Given task =
Gather up all lines that carry the word "this".

Provided records =

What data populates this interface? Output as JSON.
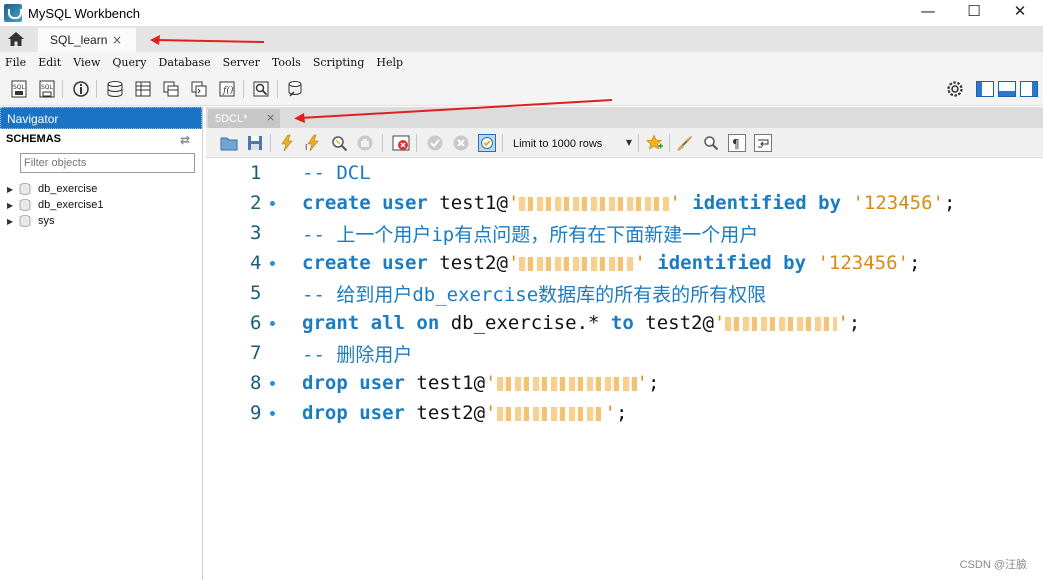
{
  "window": {
    "title": "MySQL Workbench",
    "minimize": "—",
    "maximize": "☐",
    "close": "✕"
  },
  "connection_tab": {
    "label": "SQL_learn",
    "close": "×"
  },
  "menu": [
    "File",
    "Edit",
    "View",
    "Query",
    "Database",
    "Server",
    "Tools",
    "Scripting",
    "Help"
  ],
  "navigator": {
    "header": "Navigator",
    "schemas_label": "SCHEMAS",
    "filter_placeholder": "Filter objects",
    "schemas": [
      "db_exercise",
      "db_exercise1",
      "sys"
    ]
  },
  "editor_tab": {
    "label": "5DCL*",
    "close": "×"
  },
  "editor_toolbar": {
    "limit_label": "Limit to 1000 rows"
  },
  "code_lines": [
    {
      "num": "1",
      "dot": false
    },
    {
      "num": "2",
      "dot": true
    },
    {
      "num": "3",
      "dot": false
    },
    {
      "num": "4",
      "dot": true
    },
    {
      "num": "5",
      "dot": false
    },
    {
      "num": "6",
      "dot": true
    },
    {
      "num": "7",
      "dot": false
    },
    {
      "num": "8",
      "dot": true
    },
    {
      "num": "9",
      "dot": true
    }
  ],
  "code": {
    "l1_comment": "-- DCL",
    "l2_create": "create user",
    "l2_user": "test1@",
    "l2_q1": "'",
    "l2_q2": "'",
    "l2_identified": "identified by",
    "l2_pw": "'123456'",
    "l2_semi": ";",
    "l3_comment": "-- 上一个用户ip有点问题，所有在下面新建一个用户",
    "l4_create": "create user",
    "l4_user": "test2@",
    "l4_q1": "'",
    "l4_q2": "'",
    "l4_identified": "identified by",
    "l4_pw": "'123456'",
    "l4_semi": ";",
    "l5_comment": "-- 给到用户db_exercise数据库的所有表的所有权限",
    "l6_grant": "grant all on",
    "l6_obj": "db_exercise.*",
    "l6_to": "to",
    "l6_user": "test2@",
    "l6_q1": "'",
    "l6_q2": "'",
    "l6_semi": ";",
    "l7_comment": "-- 删除用户",
    "l8_drop": "drop user",
    "l8_user": "test1@",
    "l8_q1": "'",
    "l8_q2": "'",
    "l8_semi": ";",
    "l9_drop": "drop user",
    "l9_user": "test2@",
    "l9_q1": "'",
    "l9_q2": "'",
    "l9_semi": ";"
  },
  "watermark": "CSDN @汪臉",
  "colors": {
    "navigator_header": "#1b73c6",
    "keyword": "#1a7cc2",
    "string": "#d98b12",
    "annotation_arrow": "#e02020"
  }
}
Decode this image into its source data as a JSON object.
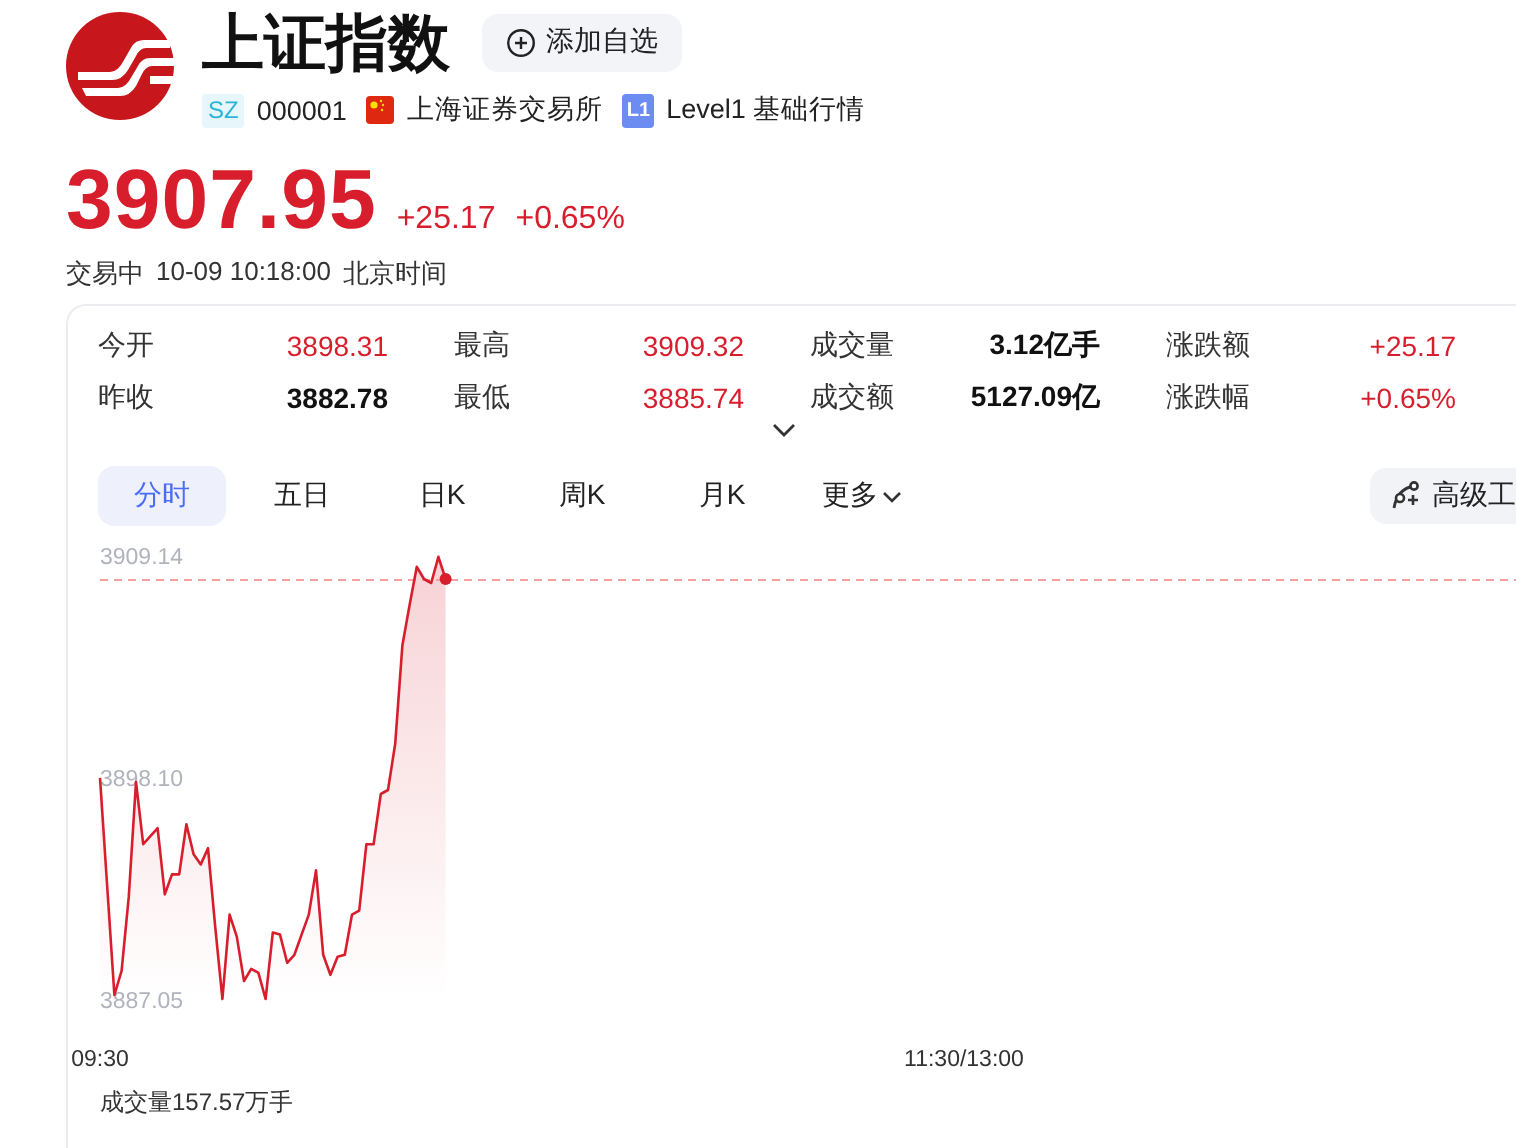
{
  "header": {
    "title": "上证指数",
    "watch_button": "添加自选",
    "market_badge": "SZ",
    "code": "000001",
    "exchange": "上海证券交易所",
    "level_badge": "L1",
    "level_text": "Level1 基础行情"
  },
  "quote": {
    "price": "3907.95",
    "change": "+25.17",
    "change_pct": "+0.65%",
    "status": "交易中",
    "time": "10-09 10:18:00",
    "timezone": "北京时间"
  },
  "stats": [
    {
      "label": "今开",
      "value": "3898.31",
      "color": "#d81e2c"
    },
    {
      "label": "最高",
      "value": "3909.32",
      "color": "#d81e2c"
    },
    {
      "label": "成交量",
      "value": "3.12亿手",
      "color": "#111111"
    },
    {
      "label": "涨跌额",
      "value": "+25.17",
      "color": "#d81e2c"
    },
    {
      "label": "昨收",
      "value": "3882.78",
      "color": "#111111"
    },
    {
      "label": "最低",
      "value": "3885.74",
      "color": "#d81e2c"
    },
    {
      "label": "成交额",
      "value": "5127.09亿",
      "color": "#111111"
    },
    {
      "label": "涨跌幅",
      "value": "+0.65%",
      "color": "#d81e2c"
    }
  ],
  "tabs": [
    {
      "label": "分时",
      "selected": true,
      "kind": "plain"
    },
    {
      "label": "五日",
      "selected": false,
      "kind": "plain"
    },
    {
      "label": "日K",
      "selected": false,
      "kind": "plain"
    },
    {
      "label": "周K",
      "selected": false,
      "kind": "plain"
    },
    {
      "label": "月K",
      "selected": false,
      "kind": "plain"
    },
    {
      "label": "更多",
      "selected": false,
      "kind": "menu"
    }
  ],
  "tools_button": "高级工",
  "chart": {
    "volume_label": "成交量157.57万手",
    "chart_data": {
      "type": "line",
      "ylim": [
        3887.05,
        3909.14
      ],
      "ref_lines": [
        {
          "axis": "y",
          "value": 3907.95,
          "color": "#f5a0a0"
        }
      ],
      "yticks": [
        {
          "value": 3909.14,
          "label": "3909.14"
        },
        {
          "value": 3898.1,
          "label": "3898.10"
        },
        {
          "value": 3887.05,
          "label": "3887.05"
        }
      ],
      "categories": [
        "09:30",
        null,
        null,
        null,
        null,
        null,
        null,
        null,
        null,
        null,
        null,
        null,
        null,
        null,
        null,
        null,
        null,
        null,
        null,
        null,
        null,
        null,
        null,
        null,
        null,
        null,
        null,
        null,
        null,
        null,
        null,
        null,
        null,
        null,
        null,
        null,
        null,
        null,
        null,
        null,
        null,
        null,
        null,
        null,
        null,
        null,
        null,
        null,
        null,
        null,
        null,
        null,
        null,
        null,
        null,
        null,
        null,
        null,
        null,
        null,
        null,
        null,
        null,
        null,
        null,
        null,
        null,
        null,
        null,
        null,
        null,
        null,
        null,
        null,
        null,
        null,
        null,
        null,
        null,
        null,
        null,
        null,
        null,
        null,
        null,
        null,
        null,
        null,
        null,
        null,
        null,
        null,
        null,
        null,
        null,
        null,
        null,
        null,
        null,
        null,
        null,
        null,
        null,
        null,
        null,
        null,
        null,
        null,
        null,
        null,
        null,
        null,
        null,
        null,
        null,
        null,
        null,
        null,
        null,
        null,
        "11:30/13:00"
      ],
      "series": [
        {
          "color": "#d81e2c",
          "values": [
            3898.1,
            3892.7,
            3887.3,
            3888.5,
            3892.2,
            3897.9,
            3894.8,
            3895.2,
            3895.6,
            3892.3,
            3893.3,
            3893.3,
            3895.8,
            3894.3,
            3893.8,
            3894.6,
            3890.7,
            3887.1,
            3891.3,
            3890.2,
            3888.0,
            3888.6,
            3888.4,
            3887.1,
            3890.4,
            3890.3,
            3888.9,
            3889.3,
            3890.3,
            3891.3,
            3893.5,
            3889.3,
            3888.3,
            3889.2,
            3889.3,
            3891.3,
            3891.5,
            3894.8,
            3894.8,
            3897.3,
            3897.5,
            3899.8,
            3904.7,
            3906.7,
            3908.6,
            3908.0,
            3907.8,
            3909.1,
            3908.0,
            null,
            null,
            null,
            null,
            null,
            null,
            null,
            null,
            null,
            null,
            null,
            null,
            null,
            null,
            null,
            null,
            null,
            null,
            null,
            null,
            null,
            null,
            null,
            null,
            null,
            null,
            null,
            null,
            null,
            null,
            null,
            null,
            null,
            null,
            null,
            null,
            null,
            null,
            null,
            null,
            null,
            null,
            null,
            null,
            null,
            null,
            null,
            null,
            null,
            null,
            null,
            null,
            null,
            null,
            null,
            null,
            null,
            null,
            null,
            null,
            null,
            null,
            null,
            null,
            null,
            null,
            null,
            null,
            null,
            null,
            null,
            null
          ]
        }
      ]
    }
  }
}
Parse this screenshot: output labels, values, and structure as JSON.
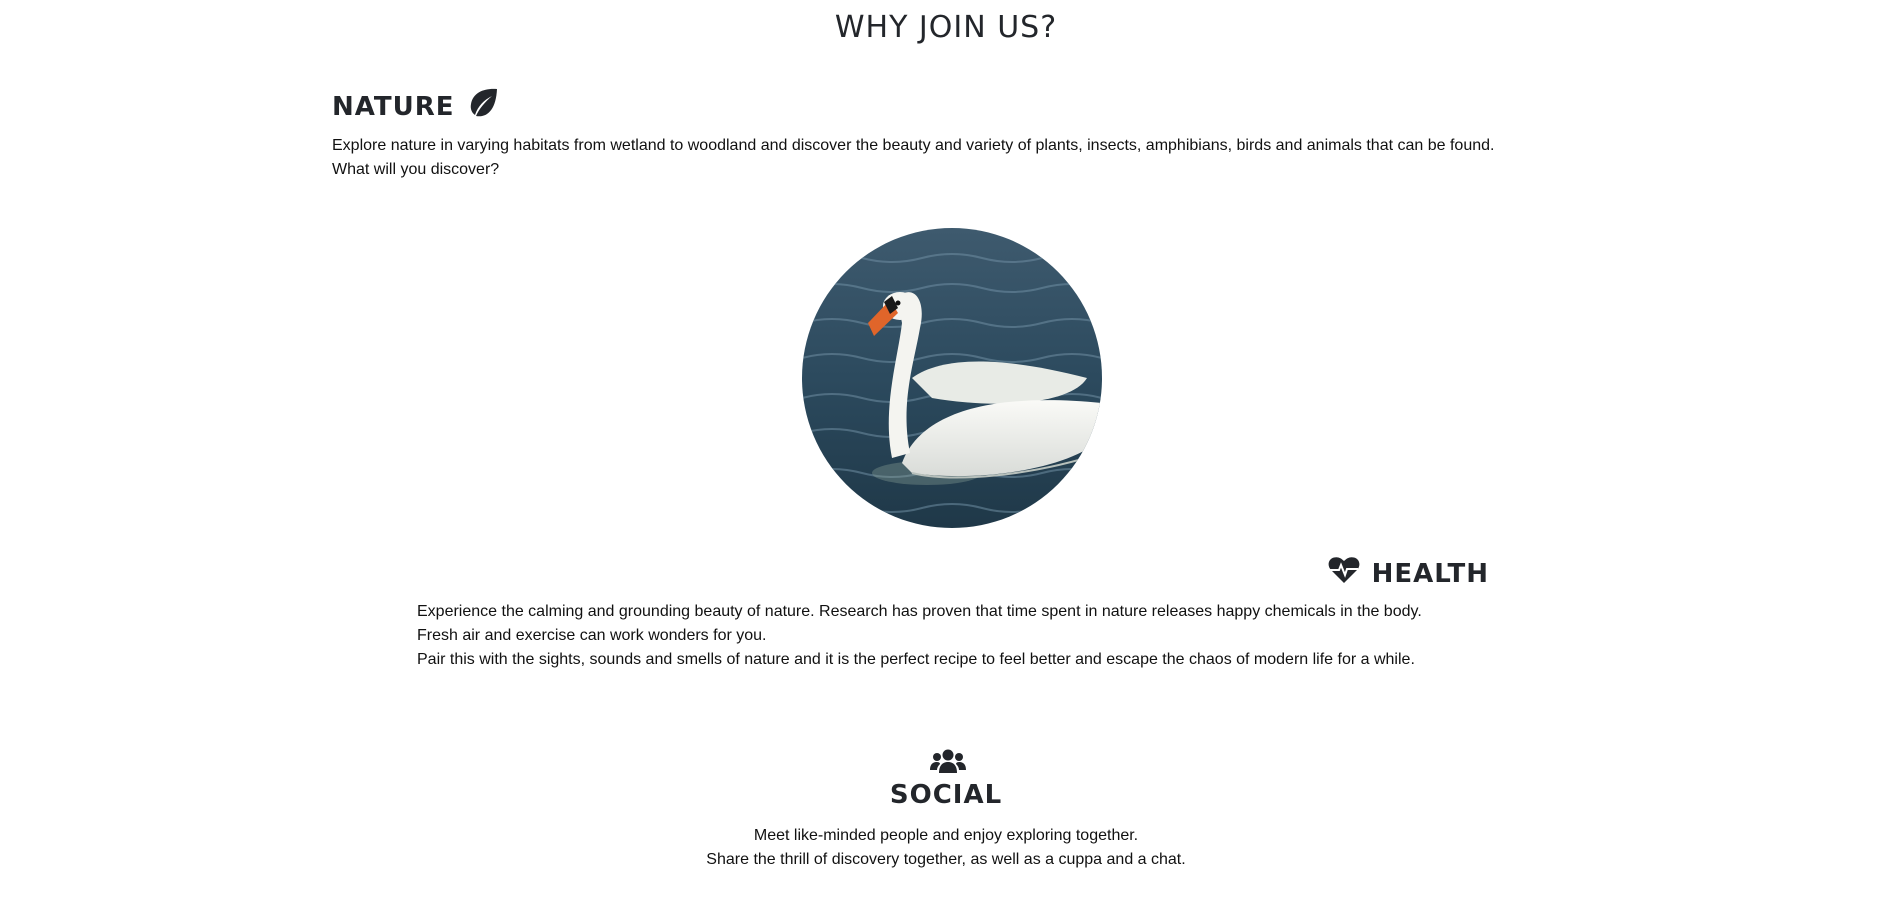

Reply to the task =
What data populates this interface? Output as JSON.
Decode this image into its source data as a JSON object.
Parse this screenshot: output labels, values, and structure as JSON.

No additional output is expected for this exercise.